begin Source document

An open API service indexing awesome lists of open source software.

https://github.com/swirrl/matcha

:tea: An in memory graph database with SPARQL-like DSL for querying Linked Data Models
https://github.com/swirrl/matcha

clojure datalog dsl linked-data query-engine rdf sparql

Last synced: about 2 months ago
JSON representation

:tea: An in memory graph database with SPARQL-like DSL for querying Linked Data Models

Awesome Lists containing this project

README

        

# Matcha

[![Clojars Project](https://img.shields.io/clojars/v/grafter/matcha.alpha.svg)](https://clojars.org/grafter/matcha.alpha) [![cljdoc badge](https://cljdoc.org/badge/grafter/matcha.alpha)](https://cljdoc.org/d/grafter/matcha.alpha)

A Clojure DSL to query in memory triple models with a SPARQL like
language. Matcha provides simple BGP (Basic Graph Pattern) style
queries on in memory graphs of linked data triples.

![Matcha](https://raw.githubusercontent.com/Swirrl/matcha/master/doc/matcha.jpg "Matcha")

Whilst Matcha is intended to query RDF models it can also be used to
query arbitrary clojure data, so long as it consists of Clojure values
stored in 3/tuple vectors, each entity of the triple is assumed to
follow Clojure value equality semantics.

end Source document
begin Listed records

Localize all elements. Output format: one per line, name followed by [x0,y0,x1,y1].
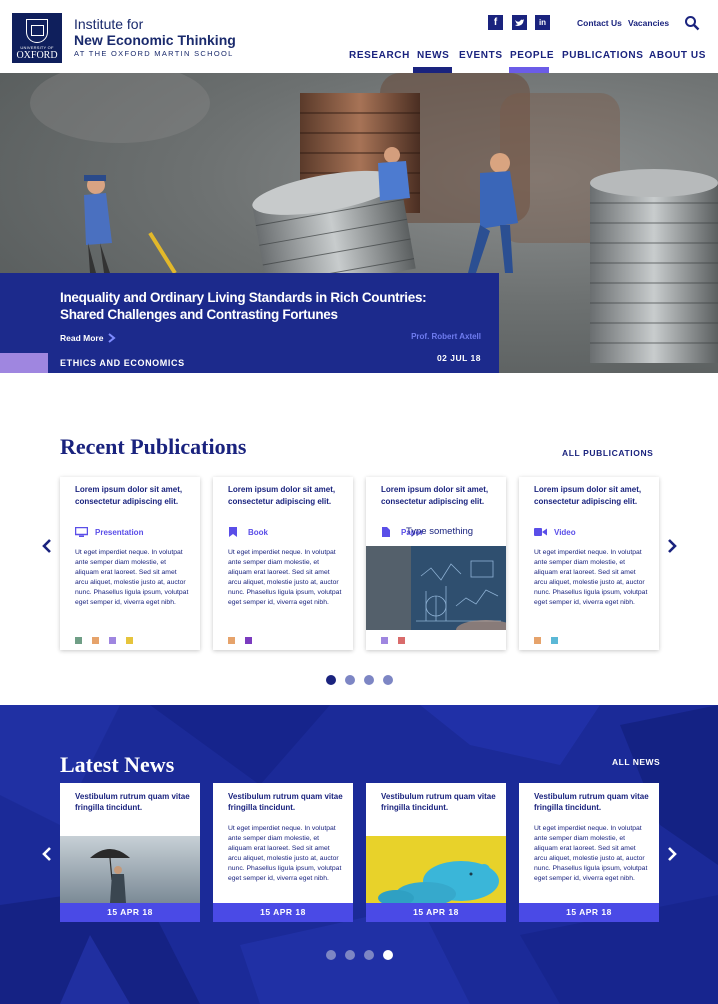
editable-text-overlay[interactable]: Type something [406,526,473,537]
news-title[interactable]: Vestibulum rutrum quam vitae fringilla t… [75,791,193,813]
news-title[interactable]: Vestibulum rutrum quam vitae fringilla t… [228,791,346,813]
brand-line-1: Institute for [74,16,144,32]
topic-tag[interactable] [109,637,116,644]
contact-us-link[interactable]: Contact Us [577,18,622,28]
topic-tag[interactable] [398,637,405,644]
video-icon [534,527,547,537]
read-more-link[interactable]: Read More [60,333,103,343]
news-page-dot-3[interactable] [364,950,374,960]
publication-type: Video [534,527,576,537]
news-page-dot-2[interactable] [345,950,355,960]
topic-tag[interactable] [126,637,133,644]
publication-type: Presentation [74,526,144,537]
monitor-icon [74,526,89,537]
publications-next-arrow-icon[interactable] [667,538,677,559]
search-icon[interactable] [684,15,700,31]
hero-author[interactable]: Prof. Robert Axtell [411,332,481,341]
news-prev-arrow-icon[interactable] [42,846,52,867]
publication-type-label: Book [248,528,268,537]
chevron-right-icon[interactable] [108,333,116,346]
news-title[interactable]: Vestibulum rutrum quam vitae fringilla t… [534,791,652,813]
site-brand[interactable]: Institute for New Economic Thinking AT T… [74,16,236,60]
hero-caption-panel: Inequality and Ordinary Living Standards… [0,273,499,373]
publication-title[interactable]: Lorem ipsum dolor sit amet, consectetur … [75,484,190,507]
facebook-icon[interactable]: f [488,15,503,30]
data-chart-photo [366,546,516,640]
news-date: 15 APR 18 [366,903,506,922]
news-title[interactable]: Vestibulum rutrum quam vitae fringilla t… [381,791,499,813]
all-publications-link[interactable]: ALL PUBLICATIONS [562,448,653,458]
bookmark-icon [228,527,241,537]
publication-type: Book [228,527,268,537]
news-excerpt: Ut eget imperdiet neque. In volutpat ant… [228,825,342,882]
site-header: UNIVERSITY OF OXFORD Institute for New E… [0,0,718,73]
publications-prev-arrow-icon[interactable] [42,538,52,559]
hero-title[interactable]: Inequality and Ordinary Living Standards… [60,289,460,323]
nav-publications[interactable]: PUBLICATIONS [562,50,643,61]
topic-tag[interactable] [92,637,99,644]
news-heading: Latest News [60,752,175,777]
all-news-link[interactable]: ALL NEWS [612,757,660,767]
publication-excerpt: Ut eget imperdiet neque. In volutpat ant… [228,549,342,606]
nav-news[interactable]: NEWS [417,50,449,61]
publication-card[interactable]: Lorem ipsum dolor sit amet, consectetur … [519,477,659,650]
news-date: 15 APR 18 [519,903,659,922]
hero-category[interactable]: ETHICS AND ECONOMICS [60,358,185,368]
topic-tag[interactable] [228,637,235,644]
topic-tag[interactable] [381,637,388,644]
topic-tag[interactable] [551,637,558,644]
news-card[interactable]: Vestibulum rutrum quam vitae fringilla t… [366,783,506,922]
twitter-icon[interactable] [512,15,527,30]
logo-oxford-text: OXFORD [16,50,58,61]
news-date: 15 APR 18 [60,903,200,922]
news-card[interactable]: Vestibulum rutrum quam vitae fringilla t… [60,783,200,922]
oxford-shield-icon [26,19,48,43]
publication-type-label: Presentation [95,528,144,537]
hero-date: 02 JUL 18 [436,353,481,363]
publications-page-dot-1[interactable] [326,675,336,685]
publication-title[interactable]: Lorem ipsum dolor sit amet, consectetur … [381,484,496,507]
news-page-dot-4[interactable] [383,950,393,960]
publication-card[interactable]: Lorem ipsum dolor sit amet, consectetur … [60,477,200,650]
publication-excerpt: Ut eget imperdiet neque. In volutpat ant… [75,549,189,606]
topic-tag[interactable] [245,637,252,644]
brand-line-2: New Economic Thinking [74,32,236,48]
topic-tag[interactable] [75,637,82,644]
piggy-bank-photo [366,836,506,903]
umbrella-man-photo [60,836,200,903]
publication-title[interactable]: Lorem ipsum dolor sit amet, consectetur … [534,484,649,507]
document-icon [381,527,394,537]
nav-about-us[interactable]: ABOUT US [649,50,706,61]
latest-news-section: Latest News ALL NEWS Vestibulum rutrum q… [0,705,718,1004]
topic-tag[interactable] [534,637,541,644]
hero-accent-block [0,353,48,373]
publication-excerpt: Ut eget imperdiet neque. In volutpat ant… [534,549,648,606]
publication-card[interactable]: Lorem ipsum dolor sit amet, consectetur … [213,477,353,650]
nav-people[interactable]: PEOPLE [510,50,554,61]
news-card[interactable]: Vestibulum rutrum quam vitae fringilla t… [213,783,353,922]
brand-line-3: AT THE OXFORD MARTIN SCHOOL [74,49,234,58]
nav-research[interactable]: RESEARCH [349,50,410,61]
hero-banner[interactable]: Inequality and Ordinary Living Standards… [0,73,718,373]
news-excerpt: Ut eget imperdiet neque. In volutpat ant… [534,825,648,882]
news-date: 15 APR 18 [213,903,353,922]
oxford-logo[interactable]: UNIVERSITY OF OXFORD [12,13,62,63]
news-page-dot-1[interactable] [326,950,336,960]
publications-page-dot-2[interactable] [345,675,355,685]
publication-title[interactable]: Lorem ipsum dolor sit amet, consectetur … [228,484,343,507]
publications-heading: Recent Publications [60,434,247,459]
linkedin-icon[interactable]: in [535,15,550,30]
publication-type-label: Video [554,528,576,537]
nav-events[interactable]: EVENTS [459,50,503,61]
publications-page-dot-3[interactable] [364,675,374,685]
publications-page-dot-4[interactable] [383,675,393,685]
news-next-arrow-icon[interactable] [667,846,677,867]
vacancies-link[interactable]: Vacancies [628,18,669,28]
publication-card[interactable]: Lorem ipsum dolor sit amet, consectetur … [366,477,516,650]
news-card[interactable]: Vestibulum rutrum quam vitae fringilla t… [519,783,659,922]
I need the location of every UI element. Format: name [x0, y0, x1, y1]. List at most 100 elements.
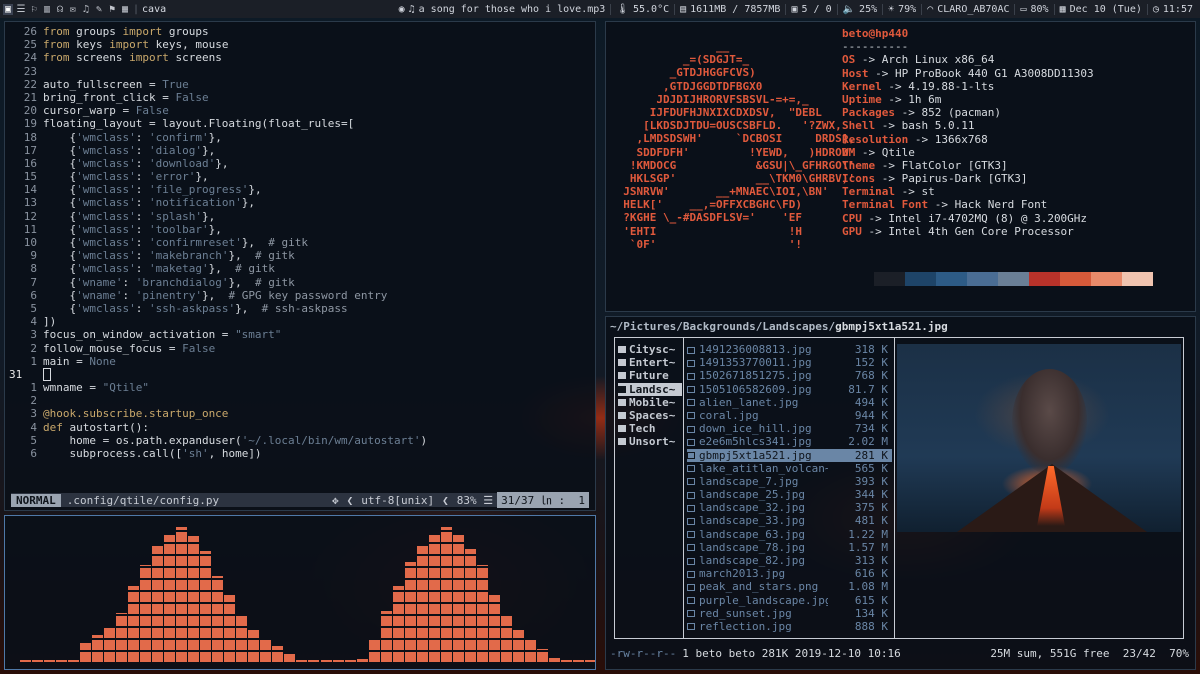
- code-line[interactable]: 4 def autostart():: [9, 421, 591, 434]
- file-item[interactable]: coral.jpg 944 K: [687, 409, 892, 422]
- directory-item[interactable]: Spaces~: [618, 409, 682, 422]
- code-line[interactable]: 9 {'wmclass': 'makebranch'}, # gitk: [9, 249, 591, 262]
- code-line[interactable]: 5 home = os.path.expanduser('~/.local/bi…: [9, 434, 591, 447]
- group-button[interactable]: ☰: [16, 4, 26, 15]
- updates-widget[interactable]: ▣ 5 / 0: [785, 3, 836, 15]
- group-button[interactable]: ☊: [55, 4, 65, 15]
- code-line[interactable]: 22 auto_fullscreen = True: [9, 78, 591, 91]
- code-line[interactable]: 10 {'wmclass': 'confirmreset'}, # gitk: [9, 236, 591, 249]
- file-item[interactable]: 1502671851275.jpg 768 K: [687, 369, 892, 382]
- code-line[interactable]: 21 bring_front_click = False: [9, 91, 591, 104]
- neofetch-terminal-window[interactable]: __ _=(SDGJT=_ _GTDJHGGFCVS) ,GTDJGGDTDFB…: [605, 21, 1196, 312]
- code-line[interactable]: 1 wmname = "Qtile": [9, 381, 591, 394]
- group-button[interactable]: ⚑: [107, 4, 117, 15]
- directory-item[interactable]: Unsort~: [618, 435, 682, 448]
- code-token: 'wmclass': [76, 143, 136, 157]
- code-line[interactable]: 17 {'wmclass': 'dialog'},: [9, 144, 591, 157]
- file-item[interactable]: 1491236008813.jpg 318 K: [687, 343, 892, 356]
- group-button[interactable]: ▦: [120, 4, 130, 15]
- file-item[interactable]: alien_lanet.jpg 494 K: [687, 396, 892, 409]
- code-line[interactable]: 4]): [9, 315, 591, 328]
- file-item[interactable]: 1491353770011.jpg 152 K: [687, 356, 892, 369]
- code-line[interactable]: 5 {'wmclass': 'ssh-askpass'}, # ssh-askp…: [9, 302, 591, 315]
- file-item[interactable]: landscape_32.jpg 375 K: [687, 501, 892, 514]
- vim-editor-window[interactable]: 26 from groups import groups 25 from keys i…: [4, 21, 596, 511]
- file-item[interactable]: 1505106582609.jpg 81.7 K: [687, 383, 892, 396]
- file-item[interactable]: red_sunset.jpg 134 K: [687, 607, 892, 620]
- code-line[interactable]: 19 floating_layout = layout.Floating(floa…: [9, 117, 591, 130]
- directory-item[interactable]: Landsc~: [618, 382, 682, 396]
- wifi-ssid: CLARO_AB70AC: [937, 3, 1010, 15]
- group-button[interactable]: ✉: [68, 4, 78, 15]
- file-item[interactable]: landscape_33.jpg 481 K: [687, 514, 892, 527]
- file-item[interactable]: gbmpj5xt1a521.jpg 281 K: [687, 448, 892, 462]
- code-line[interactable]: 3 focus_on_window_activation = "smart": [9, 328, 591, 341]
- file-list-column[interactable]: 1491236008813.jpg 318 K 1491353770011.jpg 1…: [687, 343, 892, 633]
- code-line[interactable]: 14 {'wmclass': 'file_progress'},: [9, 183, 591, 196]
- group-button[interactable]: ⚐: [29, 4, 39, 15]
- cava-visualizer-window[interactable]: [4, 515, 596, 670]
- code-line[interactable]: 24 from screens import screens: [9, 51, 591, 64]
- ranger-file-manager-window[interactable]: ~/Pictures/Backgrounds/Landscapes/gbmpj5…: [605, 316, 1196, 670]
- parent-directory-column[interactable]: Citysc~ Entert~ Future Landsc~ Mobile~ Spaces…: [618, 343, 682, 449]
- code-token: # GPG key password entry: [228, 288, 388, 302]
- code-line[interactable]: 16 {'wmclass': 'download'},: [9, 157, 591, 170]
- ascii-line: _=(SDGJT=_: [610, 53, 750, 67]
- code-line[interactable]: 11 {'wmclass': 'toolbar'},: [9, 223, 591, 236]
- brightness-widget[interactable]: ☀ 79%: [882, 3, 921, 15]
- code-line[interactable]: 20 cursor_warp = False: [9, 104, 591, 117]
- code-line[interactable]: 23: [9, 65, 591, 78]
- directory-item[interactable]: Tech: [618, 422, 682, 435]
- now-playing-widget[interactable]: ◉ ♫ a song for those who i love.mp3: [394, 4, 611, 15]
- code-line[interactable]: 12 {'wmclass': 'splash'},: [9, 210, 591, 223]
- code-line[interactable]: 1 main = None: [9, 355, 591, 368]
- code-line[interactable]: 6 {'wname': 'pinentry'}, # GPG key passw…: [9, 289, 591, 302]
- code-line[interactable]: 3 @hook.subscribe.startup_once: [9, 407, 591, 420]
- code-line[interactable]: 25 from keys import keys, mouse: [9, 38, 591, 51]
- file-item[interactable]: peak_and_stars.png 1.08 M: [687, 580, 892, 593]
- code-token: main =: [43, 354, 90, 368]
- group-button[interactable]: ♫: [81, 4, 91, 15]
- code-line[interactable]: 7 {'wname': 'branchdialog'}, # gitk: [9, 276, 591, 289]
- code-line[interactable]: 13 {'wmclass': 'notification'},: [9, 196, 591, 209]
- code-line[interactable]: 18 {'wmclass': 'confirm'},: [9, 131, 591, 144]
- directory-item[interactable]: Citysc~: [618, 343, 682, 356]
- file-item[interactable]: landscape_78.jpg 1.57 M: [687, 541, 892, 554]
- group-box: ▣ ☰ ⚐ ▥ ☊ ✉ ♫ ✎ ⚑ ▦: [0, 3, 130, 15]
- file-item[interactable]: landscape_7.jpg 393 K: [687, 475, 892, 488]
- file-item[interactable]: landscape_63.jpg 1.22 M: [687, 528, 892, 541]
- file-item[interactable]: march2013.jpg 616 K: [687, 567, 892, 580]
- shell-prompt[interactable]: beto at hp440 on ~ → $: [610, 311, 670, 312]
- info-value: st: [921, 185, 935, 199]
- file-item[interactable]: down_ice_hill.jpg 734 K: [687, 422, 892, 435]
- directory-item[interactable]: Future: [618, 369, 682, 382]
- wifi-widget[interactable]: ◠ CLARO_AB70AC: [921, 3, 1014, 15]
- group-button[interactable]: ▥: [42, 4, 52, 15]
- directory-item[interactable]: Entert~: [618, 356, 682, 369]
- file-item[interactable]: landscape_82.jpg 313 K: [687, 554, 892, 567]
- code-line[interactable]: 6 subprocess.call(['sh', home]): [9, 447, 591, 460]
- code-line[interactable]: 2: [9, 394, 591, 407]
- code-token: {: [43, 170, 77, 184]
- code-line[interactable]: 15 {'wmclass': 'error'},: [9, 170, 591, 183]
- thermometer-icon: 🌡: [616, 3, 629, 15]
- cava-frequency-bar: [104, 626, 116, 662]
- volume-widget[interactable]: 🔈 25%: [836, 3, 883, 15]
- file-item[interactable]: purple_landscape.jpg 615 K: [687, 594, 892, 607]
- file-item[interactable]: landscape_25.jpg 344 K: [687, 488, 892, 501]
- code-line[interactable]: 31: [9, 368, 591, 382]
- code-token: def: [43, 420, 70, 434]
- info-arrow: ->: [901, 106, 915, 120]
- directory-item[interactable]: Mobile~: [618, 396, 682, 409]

end Listed records

From the Matcha project page, list every topic keyword in the line that starts with "clojure". The material above stands apart from the Matcha project page.

Exercise answer: clojure, datalog, dsl, linked-data, query-engine, rdf, sparql